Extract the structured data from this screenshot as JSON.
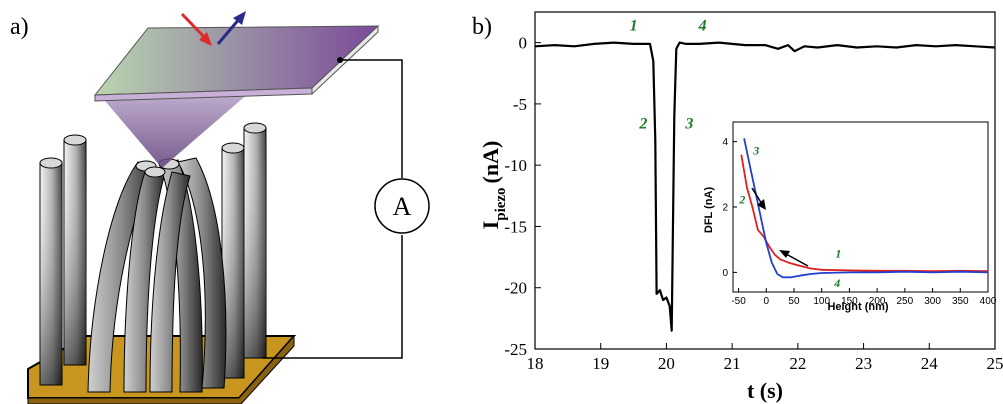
{
  "panel_a": {
    "label": "a)",
    "ammeter_symbol": "A",
    "colors": {
      "substrate": "#c8961e",
      "cantilever_start": "#b9d6b0",
      "cantilever_end": "#7a4a9a",
      "laser_in": "#e02a2a",
      "laser_out": "#2a2a8a"
    }
  },
  "chart_data": [
    {
      "label": "b)",
      "type": "line",
      "xlabel": "t (s)",
      "ylabel_main": "I",
      "ylabel_sub": "piezo",
      "ylabel_unit": "(nA)",
      "xlim": [
        18,
        25
      ],
      "ylim": [
        -25,
        2.5
      ],
      "xticks": [
        "18",
        "19",
        "20",
        "21",
        "22",
        "23",
        "24",
        "25"
      ],
      "yticks": [
        "0",
        "-5",
        "-10",
        "-15",
        "-20",
        "-25"
      ],
      "series": [
        {
          "color": "#000000",
          "x": [
            18.0,
            18.3,
            18.6,
            18.9,
            19.2,
            19.5,
            19.75,
            19.8,
            19.83,
            19.85,
            19.9,
            19.95,
            20.0,
            20.05,
            20.08,
            20.12,
            20.15,
            20.2,
            20.3,
            20.5,
            20.8,
            21.0,
            21.2,
            21.5,
            21.7,
            21.85,
            21.95,
            22.1,
            22.3,
            22.6,
            22.9,
            23.2,
            23.5,
            23.8,
            24.1,
            24.4,
            24.7,
            25.0
          ],
          "y": [
            -0.3,
            -0.2,
            -0.3,
            -0.1,
            0.0,
            -0.1,
            -0.1,
            -1.5,
            -8.0,
            -20.5,
            -20.2,
            -21.0,
            -20.8,
            -21.5,
            -23.5,
            -6.0,
            -0.5,
            0.0,
            -0.1,
            -0.1,
            0.0,
            -0.1,
            -0.2,
            -0.2,
            -0.5,
            -0.2,
            -0.7,
            -0.3,
            -0.4,
            -0.2,
            -0.4,
            -0.3,
            -0.4,
            -0.2,
            -0.3,
            -0.2,
            -0.3,
            -0.4
          ]
        }
      ],
      "annotations": [
        {
          "text": "1",
          "x": 19.5,
          "y": 1.0
        },
        {
          "text": "2",
          "x": 19.65,
          "y": -7.0
        },
        {
          "text": "3",
          "x": 20.35,
          "y": -7.0
        },
        {
          "text": "4",
          "x": 20.55,
          "y": 1.0
        }
      ]
    },
    {
      "type": "line",
      "xlabel": "Height (nm)",
      "ylabel": "DFL (nA)",
      "xlim": [
        -60,
        400
      ],
      "ylim": [
        -0.6,
        4.6
      ],
      "xticks": [
        "-50",
        "0",
        "50",
        "100",
        "150",
        "200",
        "250",
        "300",
        "350",
        "400"
      ],
      "yticks": [
        "0",
        "2",
        "4"
      ],
      "series": [
        {
          "color": "#e02020",
          "x": [
            -45,
            -35,
            -25,
            -15,
            -5,
            5,
            15,
            25,
            40,
            60,
            80,
            100,
            150,
            200,
            250,
            300,
            350,
            400
          ],
          "y": [
            3.6,
            2.6,
            2.0,
            1.3,
            1.1,
            0.8,
            0.55,
            0.4,
            0.3,
            0.2,
            0.12,
            0.08,
            0.06,
            0.05,
            0.05,
            0.04,
            0.05,
            0.04
          ]
        },
        {
          "color": "#2040d0",
          "x": [
            -40,
            -30,
            -20,
            -10,
            0,
            10,
            20,
            30,
            45,
            60,
            80,
            100,
            150,
            200,
            250,
            300,
            350,
            400
          ],
          "y": [
            4.1,
            3.3,
            2.5,
            1.7,
            0.9,
            0.3,
            -0.05,
            -0.15,
            -0.15,
            -0.1,
            -0.05,
            -0.02,
            0.0,
            0.0,
            0.02,
            0.0,
            0.02,
            0.0
          ]
        }
      ],
      "annotations": [
        {
          "text": "1",
          "x": 130,
          "y": 0.45
        },
        {
          "text": "2",
          "x": -43,
          "y": 2.1
        },
        {
          "text": "3",
          "x": -18,
          "y": 3.6
        },
        {
          "text": "4",
          "x": 128,
          "y": -0.45
        }
      ]
    }
  ]
}
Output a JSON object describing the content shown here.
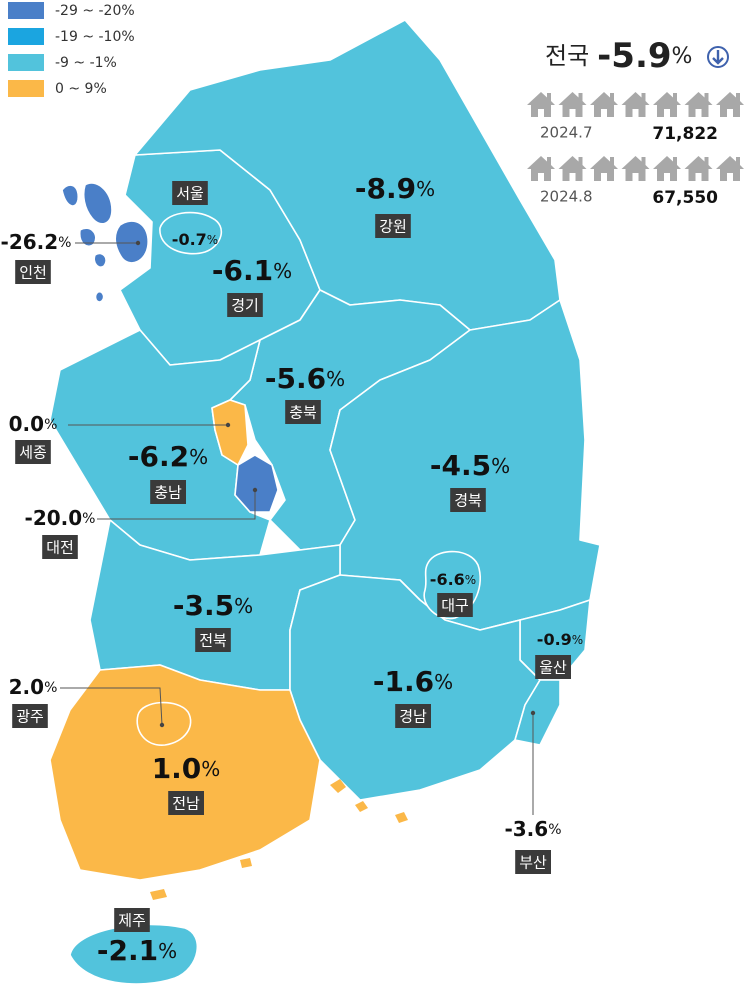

_ _ _ _

● **Set problem**
The records above are to be quoted exactly, with all pictures left out.

● **Expected answer**
Extract the structured data from this screenshot as JSON.
{
  "panel_a": {
    "label": "a)",
    "ammeter_symbol": "A",
    "colors": {
      "substrate": "#c8961e",
      "cantilever_start": "#b9d6b0",
      "cantilever_end": "#7a4a9a",
      "laser_in": "#e02a2a",
      "laser_out": "#2a2a8a"
    }
  },
  "chart_data": [
    {
      "label": "b)",
      "type": "line",
      "xlabel": "t (s)",
      "ylabel_main": "I",
      "ylabel_sub": "piezo",
      "ylabel_unit": "(nA)",
      "xlim": [
        18,
        25
      ],
      "ylim": [
        -25,
        2.5
      ],
      "xticks": [
        "18",
        "19",
        "20",
        "21",
        "22",
        "23",
        "24",
        "25"
      ],
      "yticks": [
        "0",
        "-5",
        "-10",
        "-15",
        "-20",
        "-25"
      ],
      "series": [
        {
          "color": "#000000",
          "x": [
            18.0,
            18.3,
            18.6,
            18.9,
            19.2,
            19.5,
            19.75,
            19.8,
            19.83,
            19.85,
            19.9,
            19.95,
            20.0,
            20.05,
            20.08,
            20.12,
            20.15,
            20.2,
            20.3,
            20.5,
            20.8,
            21.0,
            21.2,
            21.5,
            21.7,
            21.85,
            21.95,
            22.1,
            22.3,
            22.6,
            22.9,
            23.2,
            23.5,
            23.8,
            24.1,
            24.4,
            24.7,
            25.0
          ],
          "y": [
            -0.3,
            -0.2,
            -0.3,
            -0.1,
            0.0,
            -0.1,
            -0.1,
            -1.5,
            -8.0,
            -20.5,
            -20.2,
            -21.0,
            -20.8,
            -21.5,
            -23.5,
            -6.0,
            -0.5,
            0.0,
            -0.1,
            -0.1,
            0.0,
            -0.1,
            -0.2,
            -0.2,
            -0.5,
            -0.2,
            -0.7,
            -0.3,
            -0.4,
            -0.2,
            -0.4,
            -0.3,
            -0.4,
            -0.2,
            -0.3,
            -0.2,
            -0.3,
            -0.4
          ]
        }
      ],
      "annotations": [
        {
          "text": "1",
          "x": 19.5,
          "y": 1.0
        },
        {
          "text": "2",
          "x": 19.65,
          "y": -7.0
        },
        {
          "text": "3",
          "x": 20.35,
          "y": -7.0
        },
        {
          "text": "4",
          "x": 20.55,
          "y": 1.0
        }
      ]
    },
    {
      "type": "line",
      "xlabel": "Height (nm)",
      "ylabel": "DFL (nA)",
      "xlim": [
        -60,
        400
      ],
      "ylim": [
        -0.6,
        4.6
      ],
      "xticks": [
        "-50",
        "0",
        "50",
        "100",
        "150",
        "200",
        "250",
        "300",
        "350",
        "400"
      ],
      "yticks": [
        "0",
        "2",
        "4"
      ],
      "series": [
        {
          "color": "#e02020",
          "x": [
            -45,
            -35,
            -25,
            -15,
            -5,
            5,
            15,
            25,
            40,
            60,
            80,
            100,
            150,
            200,
            250,
            300,
            350,
            400
          ],
          "y": [
            3.6,
            2.6,
            2.0,
            1.3,
            1.1,
            0.8,
            0.55,
            0.4,
            0.3,
            0.2,
            0.12,
            0.08,
            0.06,
            0.05,
            0.05,
            0.04,
            0.05,
            0.04
          ]
        },
        {
          "color": "#2040d0",
          "x": [
            -40,
            -30,
            -20,
            -10,
            0,
            10,
            20,
            30,
            45,
            60,
            80,
            100,
            150,
            200,
            250,
            300,
            350,
            400
          ],
          "y": [
            4.1,
            3.3,
            2.5,
            1.7,
            0.9,
            0.3,
            -0.05,
            -0.15,
            -0.15,
            -0.1,
            -0.05,
            -0.02,
            0.0,
            0.0,
            0.02,
            0.0,
            0.02,
            0.0
          ]
        }
      ],
      "annotations": [
        {
          "text": "1",
          "x": 130,
          "y": 0.45
        },
        {
          "text": "2",
          "x": -43,
          "y": 2.1
        },
        {
          "text": "3",
          "x": -18,
          "y": 3.6
        },
        {
          "text": "4",
          "x": 128,
          "y": -0.45
        }
      ]
    }
  ]
}
Output a JSON object describing the content shown here.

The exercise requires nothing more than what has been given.